**STATED EXERCISE:** Each record below is to be copied word for word, with pictures removed.

::::::::::

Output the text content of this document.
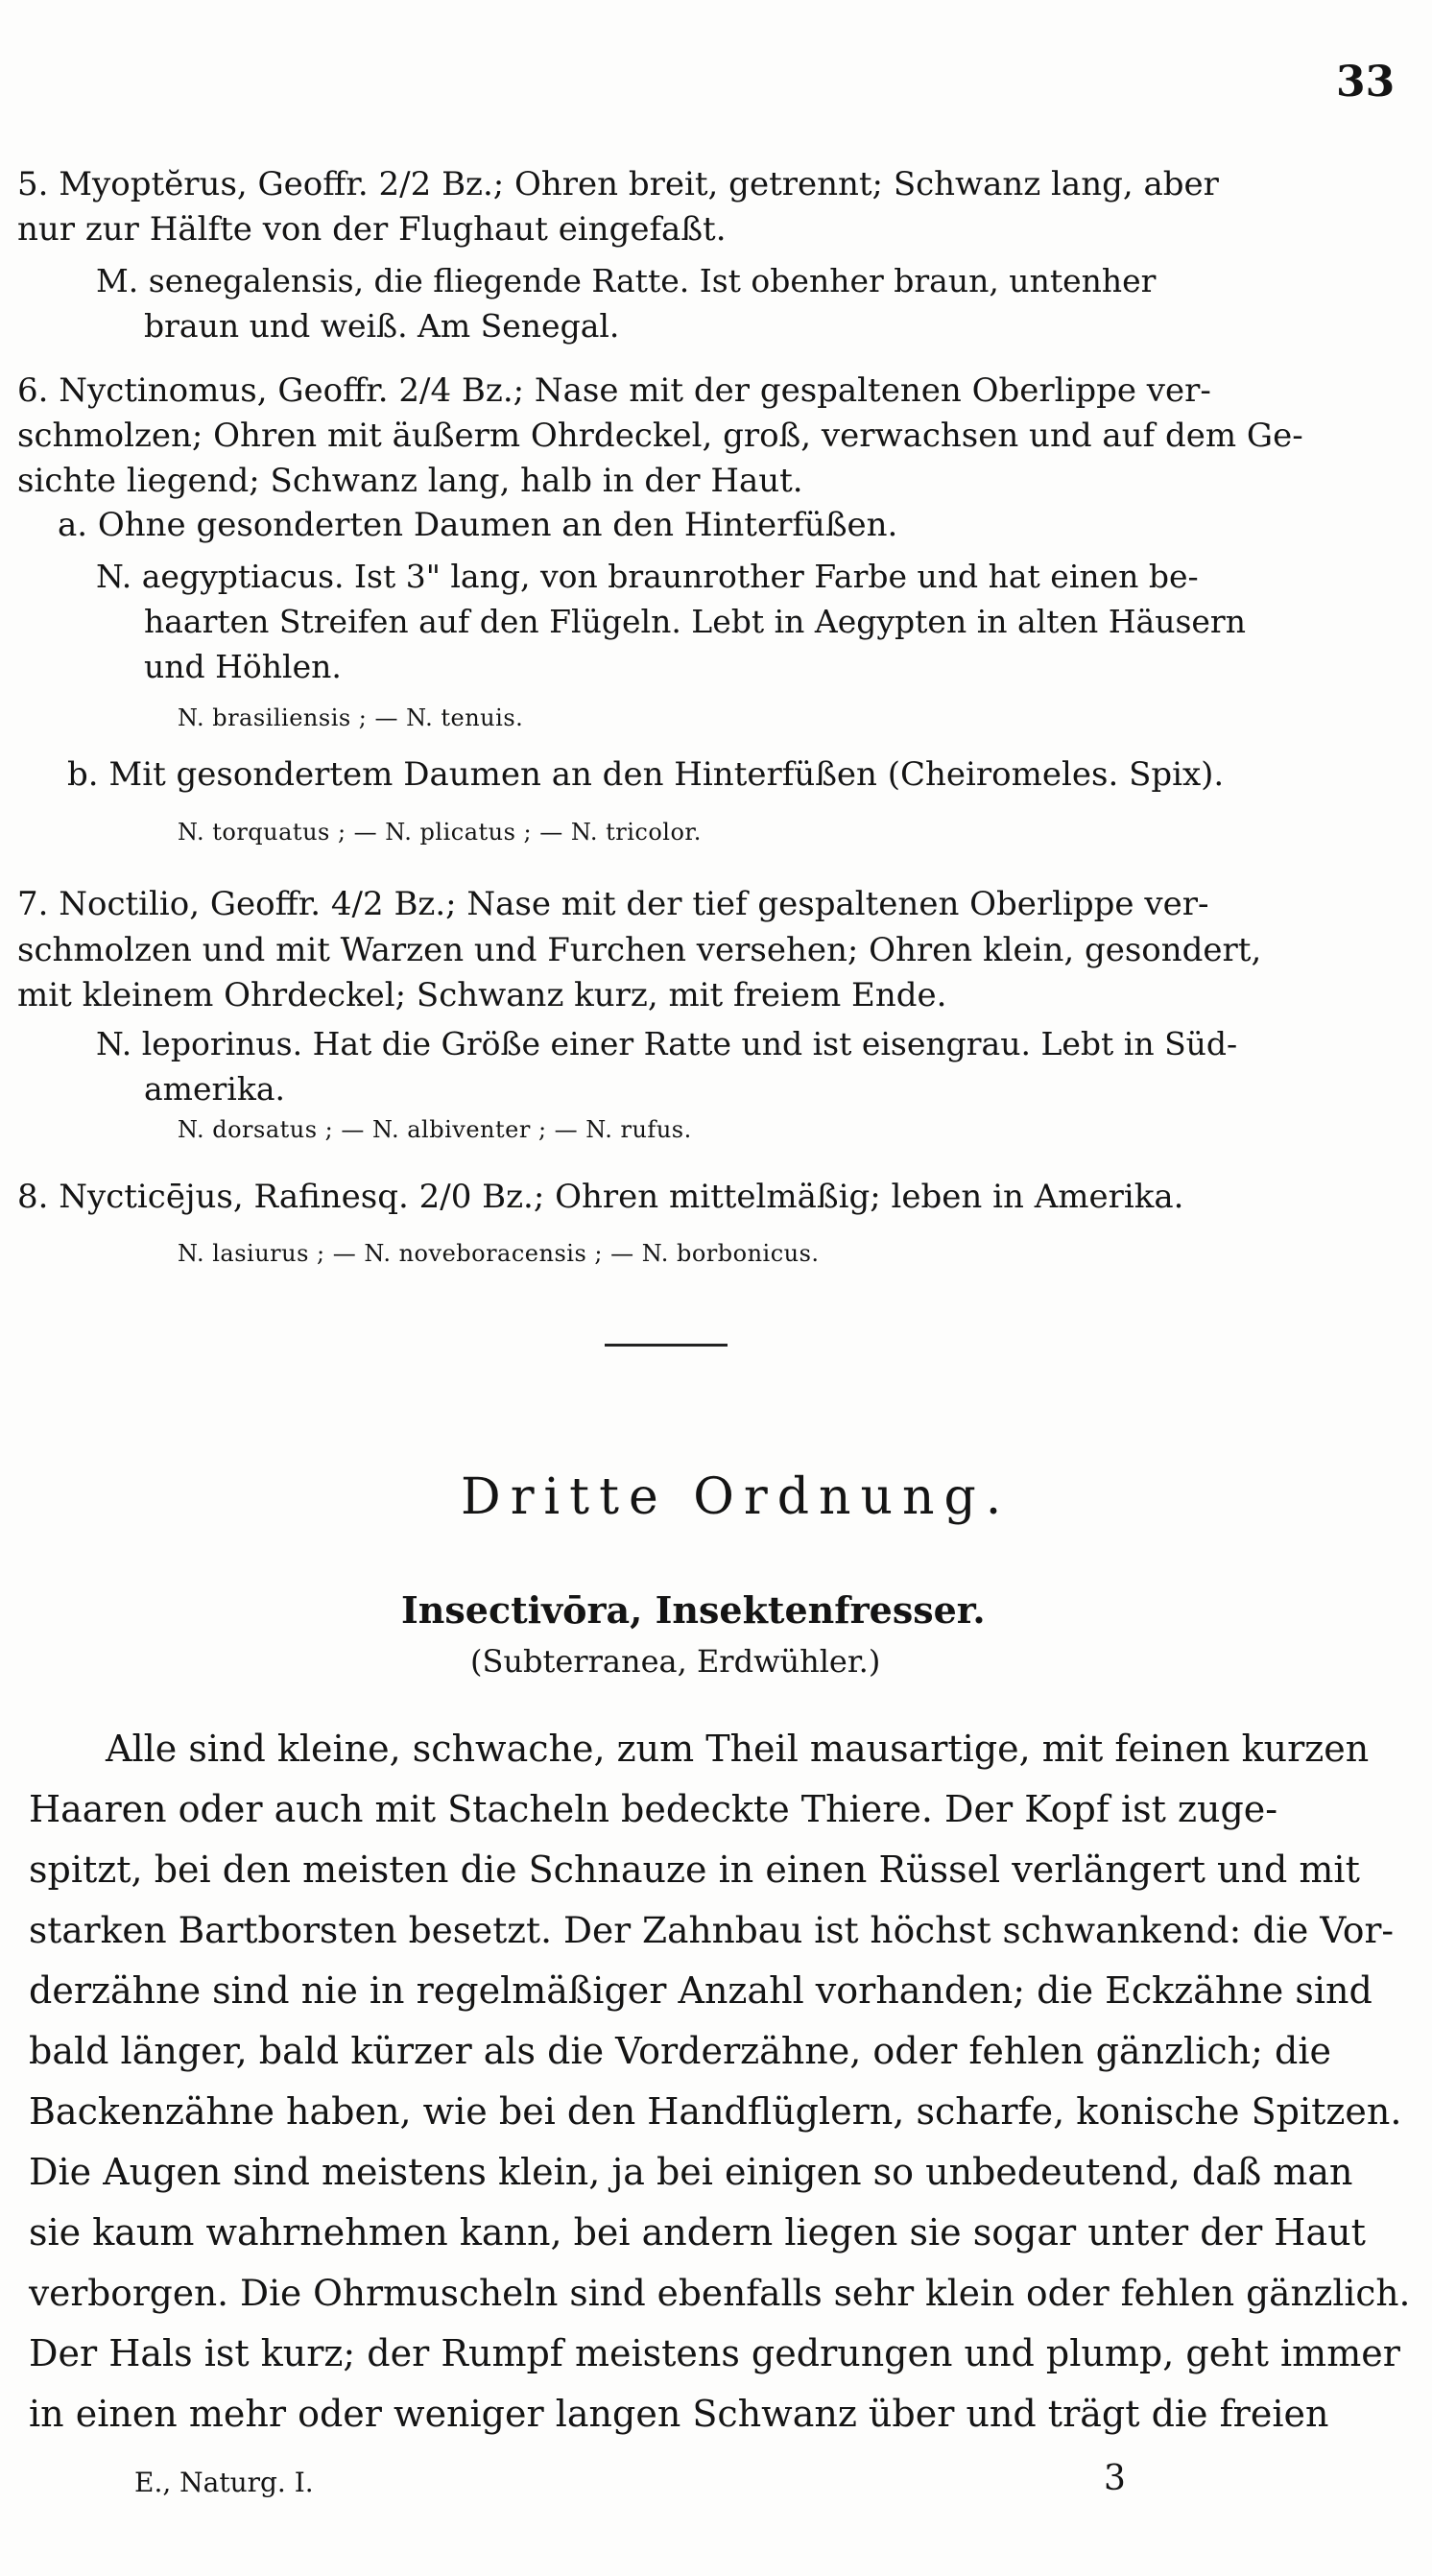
33
5. Myoptĕrus, Geoffr. 2/2 Bz.; Ohren breit, getrennt; Schwanz lang, aber
nur zur Hälfte von der Flughaut eingefaßt.
M. senegalensis, die fliegende Ratte. Ist obenher braun, untenher
braun und weiß. Am Senegal.
6. Nyctinomus, Geoffr. 2/4 Bz.; Nase mit der gespaltenen Oberlippe ver-
schmolzen; Ohren mit äußerm Ohrdeckel, groß, verwachsen und auf dem Ge-
sichte liegend; Schwanz lang, halb in der Haut.
a. Ohne gesonderten Daumen an den Hinterfüßen.
N. aegyptiacus. Ist 3" lang, von braunrother Farbe und hat einen be-
haarten Streifen auf den Flügeln. Lebt in Aegypten in alten Häusern
und Höhlen.
N. brasiliensis ; — N. tenuis.
b. Mit gesondertem Daumen an den Hinterfüßen (Cheiromeles. Spix).
N. torquatus ; — N. plicatus ; — N. tricolor.
7. Noctilio, Geoffr. 4/2 Bz.; Nase mit der tief gespaltenen Oberlippe ver-
schmolzen und mit Warzen und Furchen versehen; Ohren klein, gesondert,
mit kleinem Ohrdeckel; Schwanz kurz, mit freiem Ende.
N. leporinus. Hat die Größe einer Ratte und ist eisengrau. Lebt in Süd-
amerika.
N. dorsatus ; — N. albiventer ; — N. rufus.
8. Nycticējus, Rafinesq. 2/0 Bz.; Ohren mittelmäßig; leben in Amerika.
N. lasiurus ; — N. noveboracensis ; — N. borbonicus.
Dritte Ordnung.
Insectivōra, Insektenfresser.
(Subterranea, Erdwühler.)
Alle sind kleine, schwache, zum Theil mausartige, mit feinen kurzen
Haaren oder auch mit Stacheln bedeckte Thiere. Der Kopf ist zuge-
spitzt, bei den meisten die Schnauze in einen Rüssel verlängert und mit
starken Bartborsten besetzt. Der Zahnbau ist höchst schwankend: die Vor-
derzähne sind nie in regelmäßiger Anzahl vorhanden; die Eckzähne sind
bald länger, bald kürzer als die Vorderzähne, oder fehlen gänzlich; die
Backenzähne haben, wie bei den Handflüglern, scharfe, konische Spitzen.
Die Augen sind meistens klein, ja bei einigen so unbedeutend, daß man
sie kaum wahrnehmen kann, bei andern liegen sie sogar unter der Haut
verborgen. Die Ohrmuscheln sind ebenfalls sehr klein oder fehlen gänzlich.
Der Hals ist kurz; der Rumpf meistens gedrungen und plump, geht immer
in einen mehr oder weniger langen Schwanz über und trägt die freien
E., Naturg. I.	3
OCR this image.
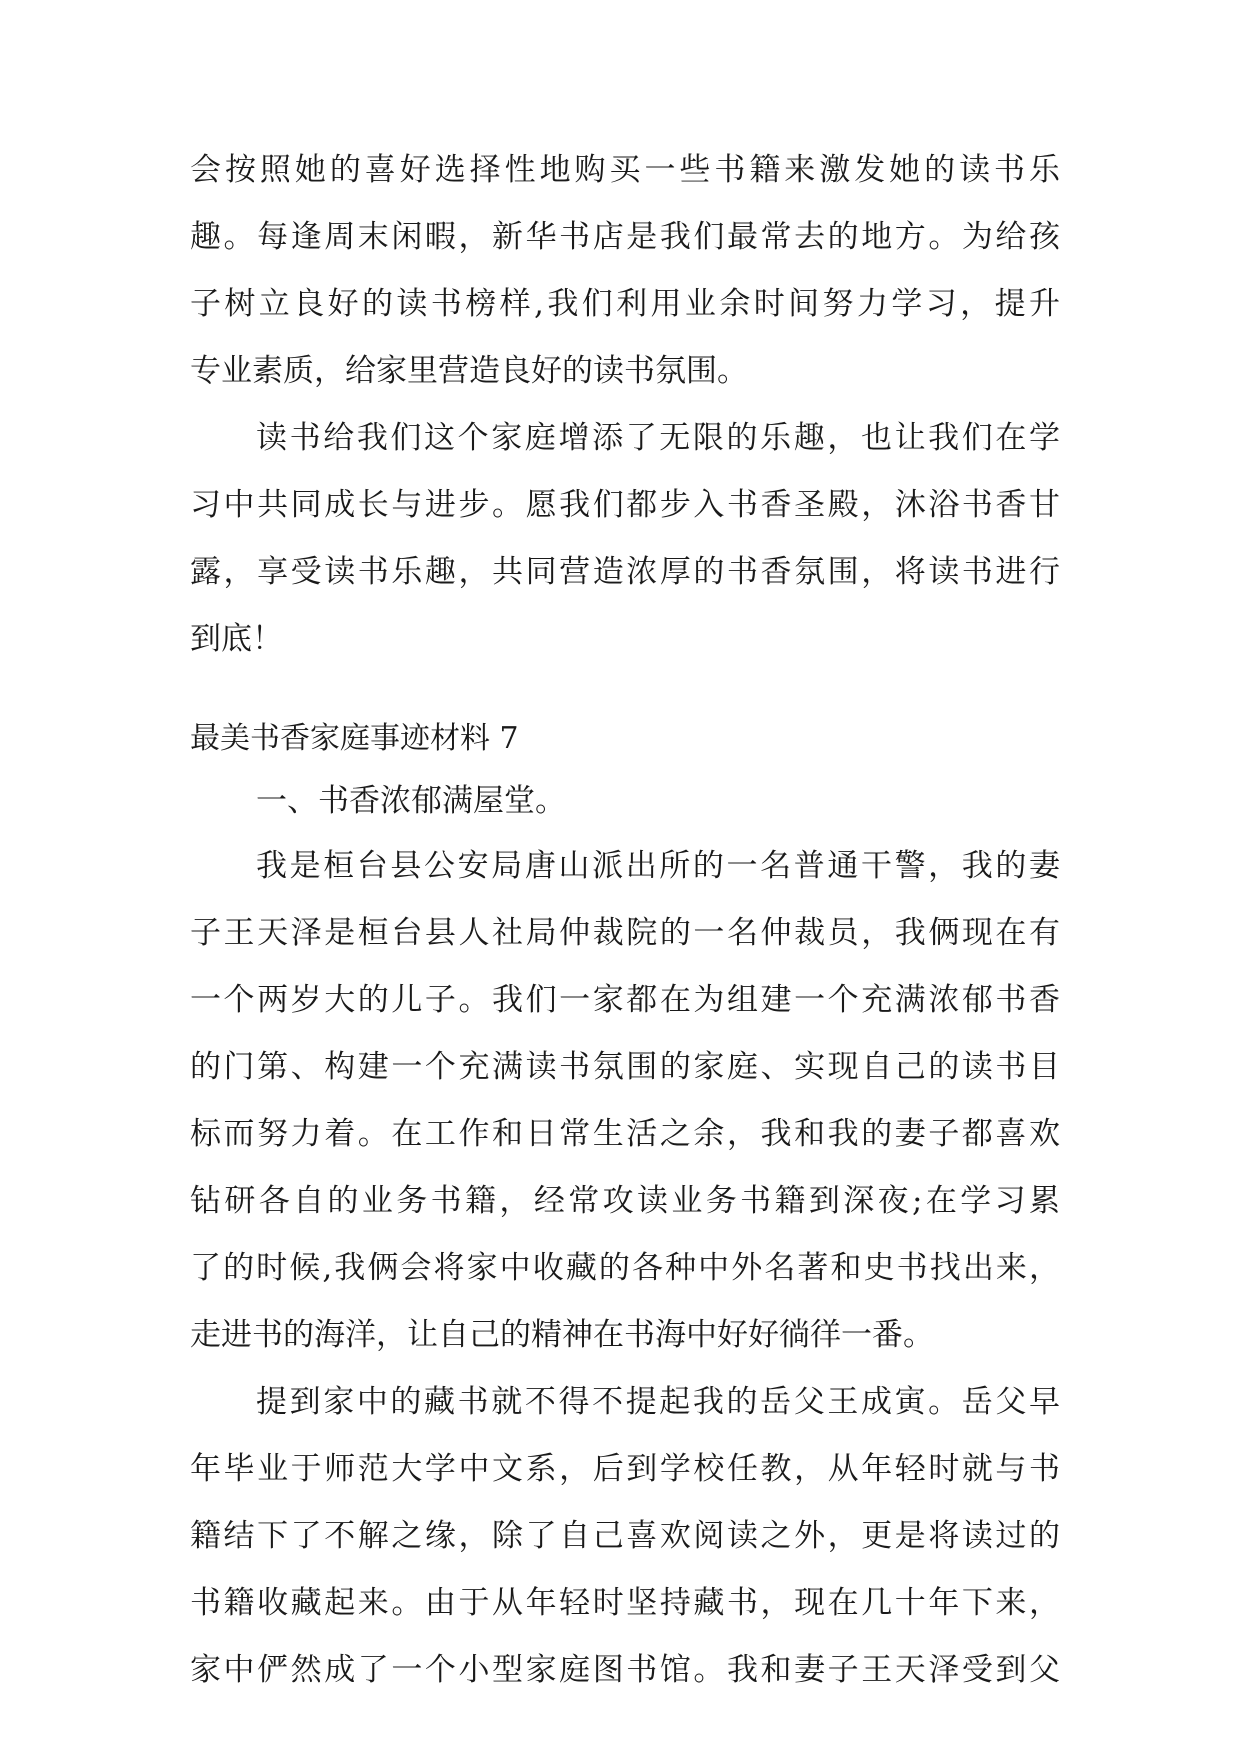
会按照她的喜好选择性地购买一些书籍来激发她的读书乐
趣。每逢周末闲暇，新华书店是我们最常去的地方。为给孩
子树立良好的读书榜样,我们利用业余时间努力学习，提升
专业素质，给家里营造良好的读书氛围。
读书给我们这个家庭增添了无限的乐趣，也让我们在学
习中共同成长与进步。愿我们都步入书香圣殿，沐浴书香甘
露，享受读书乐趣，共同营造浓厚的书香氛围，将读书进行
到底！
最美书香家庭事迹材料 7
一、书香浓郁满屋堂。
我是桓台县公安局唐山派出所的一名普通干警，我的妻
子王天泽是桓台县人社局仲裁院的一名仲裁员，我俩现在有
一个两岁大的儿子。我们一家都在为组建一个充满浓郁书香
的门第、构建一个充满读书氛围的家庭、实现自己的读书目
标而努力着。在工作和日常生活之余，我和我的妻子都喜欢
钻研各自的业务书籍，经常攻读业务书籍到深夜;在学习累
了的时候,我俩会将家中收藏的各种中外名著和史书找出来，
走进书的海洋，让自己的精神在书海中好好徜徉一番。
提到家中的藏书就不得不提起我的岳父王成寅。岳父早
年毕业于师范大学中文系，后到学校任教，从年轻时就与书
籍结下了不解之缘，除了自己喜欢阅读之外，更是将读过的
书籍收藏起来。由于从年轻时坚持藏书，现在几十年下来，
家中俨然成了一个小型家庭图书馆。我和妻子王天泽受到父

::::::::::

**TASK RESPONSE:**
Output the text content of this document.
33
5. Myoptĕrus, Geoffr. 2/2 Bz.; Ohren breit, getrennt; Schwanz lang, aber
nur zur Hälfte von der Flughaut eingefaßt.
M. senegalensis, die fliegende Ratte. Ist obenher braun, untenher
braun und weiß. Am Senegal.
6. Nyctinomus, Geoffr. 2/4 Bz.; Nase mit der gespaltenen Oberlippe ver-
schmolzen; Ohren mit äußerm Ohrdeckel, groß, verwachsen und auf dem Ge-
sichte liegend; Schwanz lang, halb in der Haut.
a. Ohne gesonderten Daumen an den Hinterfüßen.
N. aegyptiacus. Ist 3" lang, von braunrother Farbe und hat einen be-
haarten Streifen auf den Flügeln. Lebt in Aegypten in alten Häusern
und Höhlen.
N. brasiliensis ; — N. tenuis.
b. Mit gesondertem Daumen an den Hinterfüßen (Cheiromeles. Spix).
N. torquatus ; — N. plicatus ; — N. tricolor.
7. Noctilio, Geoffr. 4/2 Bz.; Nase mit der tief gespaltenen Oberlippe ver-
schmolzen und mit Warzen und Furchen versehen; Ohren klein, gesondert,
mit kleinem Ohrdeckel; Schwanz kurz, mit freiem Ende.
N. leporinus. Hat die Größe einer Ratte und ist eisengrau. Lebt in Süd-
amerika.
N. dorsatus ; — N. albiventer ; — N. rufus.
8. Nycticējus, Rafinesq. 2/0 Bz.; Ohren mittelmäßig; leben in Amerika.
N. lasiurus ; — N. noveboracensis ; — N. borbonicus.
Dritte Ordnung.
Insectivōra, Insektenfresser.
(Subterranea, Erdwühler.)
Alle sind kleine, schwache, zum Theil mausartige, mit feinen kurzen
Haaren oder auch mit Stacheln bedeckte Thiere. Der Kopf ist zuge-
spitzt, bei den meisten die Schnauze in einen Rüssel verlängert und mit
starken Bartborsten besetzt. Der Zahnbau ist höchst schwankend: die Vor-
derzähne sind nie in regelmäßiger Anzahl vorhanden; die Eckzähne sind
bald länger, bald kürzer als die Vorderzähne, oder fehlen gänzlich; die
Backenzähne haben, wie bei den Handflüglern, scharfe, konische Spitzen.
Die Augen sind meistens klein, ja bei einigen so unbedeutend, daß man
sie kaum wahrnehmen kann, bei andern liegen sie sogar unter der Haut
verborgen. Die Ohrmuscheln sind ebenfalls sehr klein oder fehlen gänzlich.
Der Hals ist kurz; der Rumpf meistens gedrungen und plump, geht immer
in einen mehr oder weniger langen Schwanz über und trägt die freien
E., Naturg. I.	3
OCR this image.
会按照她的喜好选择性地购买一些书籍来激发她的读书乐
趣。每逢周末闲暇，新华书店是我们最常去的地方。为给孩
子树立良好的读书榜样,我们利用业余时间努力学习，提升
专业素质，给家里营造良好的读书氛围。
读书给我们这个家庭增添了无限的乐趣，也让我们在学
习中共同成长与进步。愿我们都步入书香圣殿，沐浴书香甘
露，享受读书乐趣，共同营造浓厚的书香氛围，将读书进行
到底！
最美书香家庭事迹材料 7
一、书香浓郁满屋堂。
我是桓台县公安局唐山派出所的一名普通干警，我的妻
子王天泽是桓台县人社局仲裁院的一名仲裁员，我俩现在有
一个两岁大的儿子。我们一家都在为组建一个充满浓郁书香
的门第、构建一个充满读书氛围的家庭、实现自己的读书目
标而努力着。在工作和日常生活之余，我和我的妻子都喜欢
钻研各自的业务书籍，经常攻读业务书籍到深夜;在学习累
了的时候,我俩会将家中收藏的各种中外名著和史书找出来，
走进书的海洋，让自己的精神在书海中好好徜徉一番。
提到家中的藏书就不得不提起我的岳父王成寅。岳父早
年毕业于师范大学中文系，后到学校任教，从年轻时就与书
籍结下了不解之缘，除了自己喜欢阅读之外，更是将读过的
书籍收藏起来。由于从年轻时坚持藏书，现在几十年下来，
家中俨然成了一个小型家庭图书馆。我和妻子王天泽受到父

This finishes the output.